[WORK TO COMPLETE]
Reproduce all of the material word for word.

[Stored entries]

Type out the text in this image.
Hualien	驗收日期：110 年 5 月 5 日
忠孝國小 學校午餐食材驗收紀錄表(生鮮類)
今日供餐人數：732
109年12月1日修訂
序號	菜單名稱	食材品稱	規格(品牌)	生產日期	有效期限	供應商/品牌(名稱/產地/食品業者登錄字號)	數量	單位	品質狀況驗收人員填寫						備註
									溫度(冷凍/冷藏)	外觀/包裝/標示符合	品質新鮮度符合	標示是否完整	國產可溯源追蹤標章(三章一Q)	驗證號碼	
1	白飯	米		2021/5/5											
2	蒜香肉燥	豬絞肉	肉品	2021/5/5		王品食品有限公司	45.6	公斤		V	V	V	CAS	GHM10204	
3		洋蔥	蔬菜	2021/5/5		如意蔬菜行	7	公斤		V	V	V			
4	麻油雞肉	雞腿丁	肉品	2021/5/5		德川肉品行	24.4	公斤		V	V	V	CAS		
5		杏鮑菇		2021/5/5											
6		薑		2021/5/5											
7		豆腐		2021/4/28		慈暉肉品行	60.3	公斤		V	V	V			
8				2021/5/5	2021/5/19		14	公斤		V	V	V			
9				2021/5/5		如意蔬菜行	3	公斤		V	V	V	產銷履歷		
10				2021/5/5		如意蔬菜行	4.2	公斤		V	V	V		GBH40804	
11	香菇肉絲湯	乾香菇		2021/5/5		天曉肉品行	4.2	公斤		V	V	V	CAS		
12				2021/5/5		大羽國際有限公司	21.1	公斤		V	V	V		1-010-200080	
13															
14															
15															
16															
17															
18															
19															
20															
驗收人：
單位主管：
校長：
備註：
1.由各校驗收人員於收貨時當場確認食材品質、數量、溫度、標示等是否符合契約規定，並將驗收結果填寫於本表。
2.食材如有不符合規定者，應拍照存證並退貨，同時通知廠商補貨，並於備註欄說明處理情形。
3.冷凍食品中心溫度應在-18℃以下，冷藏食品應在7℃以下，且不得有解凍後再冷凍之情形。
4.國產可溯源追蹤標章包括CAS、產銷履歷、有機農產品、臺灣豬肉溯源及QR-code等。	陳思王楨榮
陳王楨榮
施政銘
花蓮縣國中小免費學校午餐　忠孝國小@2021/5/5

[ANSWER TO THIS EXERCISE]
Type out the text in this image.
Hualien	驗收日期：110 年 5 月 5 日
忠孝國小 學校午餐食材驗收紀錄表(生鮮類)
今日供餐人數：732
109年12月1日修訂
序號	菜單名稱	食材品稱	規格(品牌)	生產日期	有效期限	供應商/品牌(名稱/產地/食品業者登錄字號)	數量	單位	品質狀況驗收人員填寫						備註
									溫度(冷凍/冷藏)	外觀/包裝/標示符合	品質新鮮度符合	標示是否完整	國產可溯源追蹤標章(三章一Q)	驗證號碼	
1	白飯	米		2021/5/5											
2	蒜香肉燥	豬絞肉	肉品	2021/5/5		王品食品有限公司	45.6	公斤		V	V	V	CAS	GHM10204	
3		洋蔥	蔬菜	2021/5/5		如意蔬菜行	7	公斤		V	V	V			
4	麻油雞肉	雞腿丁	肉品	2021/5/5		德川肉品行	24.4	公斤		V	V	V	CAS		
5		杏鮑菇		2021/5/5											
6		薑		2021/5/5											
7		豆腐		2021/4/28		慈暉肉品行	60.3	公斤		V	V	V			
8				2021/5/5	2021/5/19		14	公斤		V	V	V			
9				2021/5/5		如意蔬菜行	3	公斤		V	V	V	產銷履歷		
10				2021/5/5		如意蔬菜行	4.2	公斤		V	V	V		GBH40804	
11	香菇肉絲湯	乾香菇		2021/5/5		天曉肉品行	4.2	公斤		V	V	V	CAS		
12				2021/5/5		大羽國際有限公司	21.1	公斤		V	V	V		1-010-200080	
13															
14															
15															
16															
17															
18															
19															
20															
驗收人：
單位主管：
校長：
備註：
1.由各校驗收人員於收貨時當場確認食材品質、數量、溫度、標示等是否符合契約規定，並將驗收結果填寫於本表。
2.食材如有不符合規定者，應拍照存證並退貨，同時通知廠商補貨，並於備註欄說明處理情形。
3.冷凍食品中心溫度應在-18℃以下，冷藏食品應在7℃以下，且不得有解凍後再冷凍之情形。
4.國產可溯源追蹤標章包括CAS、產銷履歷、有機農產品、臺灣豬肉溯源及QR-code等。	陳思王楨榮
陳王楨榮
施政銘
花蓮縣國中小免費學校午餐　忠孝國小@2021/5/5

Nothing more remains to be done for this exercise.